Dataset entries
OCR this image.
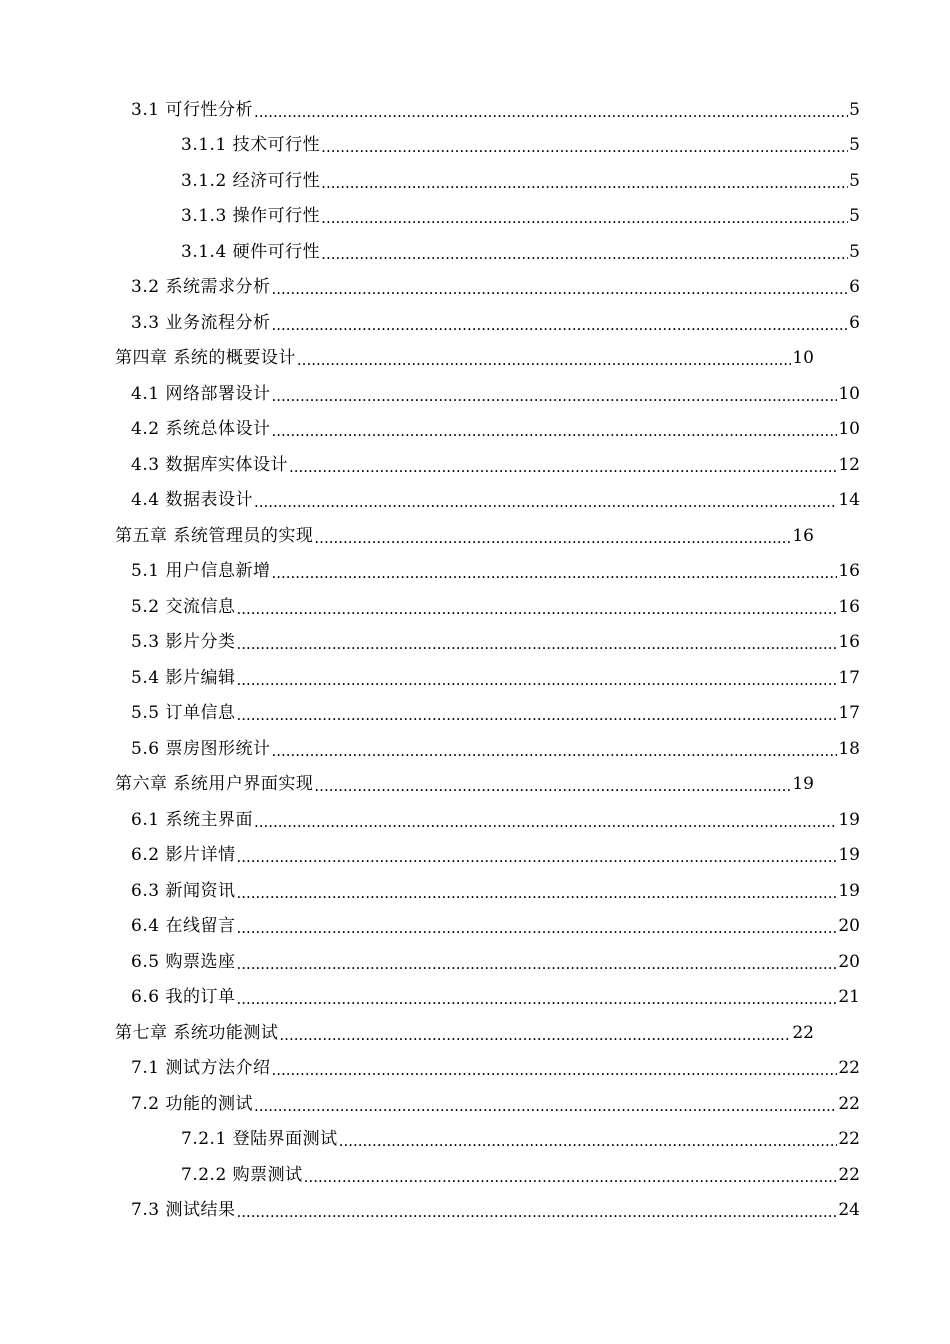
3.1 可行性分析 .....	5
3.1.1 技术可行性 .....	5
3.1.2 经济可行性 .....	5
3.1.3 操作可行性 .....	5
3.1.4 硬件可行性 .....	5
3.2 系统需求分析 .....	6
3.3 业务流程分析 .....	6
第四章 系统的概要设计 .....	10
4.1 网络部署设计 .....	10
4.2 系统总体设计 .....	10
4.3 数据库实体设计 .....	12
4.4 数据表设计 .....	14
第五章 系统管理员的实现 .....	16
5.1 用户信息新增 .....	16
5.2 交流信息 .....	16
5.3 影片分类 .....	16
5.4 影片编辑 .....	17
5.5 订单信息 .....	17
5.6 票房图形统计 .....	18
第六章 系统用户界面实现 .....	19
6.1 系统主界面 .....	19
6.2 影片详情 .....	19
6.3 新闻资讯 .....	19
6.4 在线留言 .....	20
6.5 购票选座 .....	20
6.6 我的订单 .....	21
第七章 系统功能测试 .....	22
7.1 测试方法介绍 .....	22
7.2 功能的测试 .....	22
7.2.1 登陆界面测试 .....	22
7.2.2 购票测试 .....	22
7.3 测试结果 .....	24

## Exercise directions
Reproduce every line above as written, skipping pictures.

## Solution to the problem
OCR this image.
3.1 可行性分析 .....	5
3.1.1 技术可行性 .....	5
3.1.2 经济可行性 .....	5
3.1.3 操作可行性 .....	5
3.1.4 硬件可行性 .....	5
3.2 系统需求分析 .....	6
3.3 业务流程分析 .....	6
第四章 系统的概要设计 .....	10
4.1 网络部署设计 .....	10
4.2 系统总体设计 .....	10
4.3 数据库实体设计 .....	12
4.4 数据表设计 .....	14
第五章 系统管理员的实现 .....	16
5.1 用户信息新增 .....	16
5.2 交流信息 .....	16
5.3 影片分类 .....	16
5.4 影片编辑 .....	17
5.5 订单信息 .....	17
5.6 票房图形统计 .....	18
第六章 系统用户界面实现 .....	19
6.1 系统主界面 .....	19
6.2 影片详情 .....	19
6.3 新闻资讯 .....	19
6.4 在线留言 .....	20
6.5 购票选座 .....	20
6.6 我的订单 .....	21
第七章 系统功能测试 .....	22
7.1 测试方法介绍 .....	22
7.2 功能的测试 .....	22
7.2.1 登陆界面测试 .....	22
7.2.2 购票测试 .....	22
7.3 测试结果 .....	24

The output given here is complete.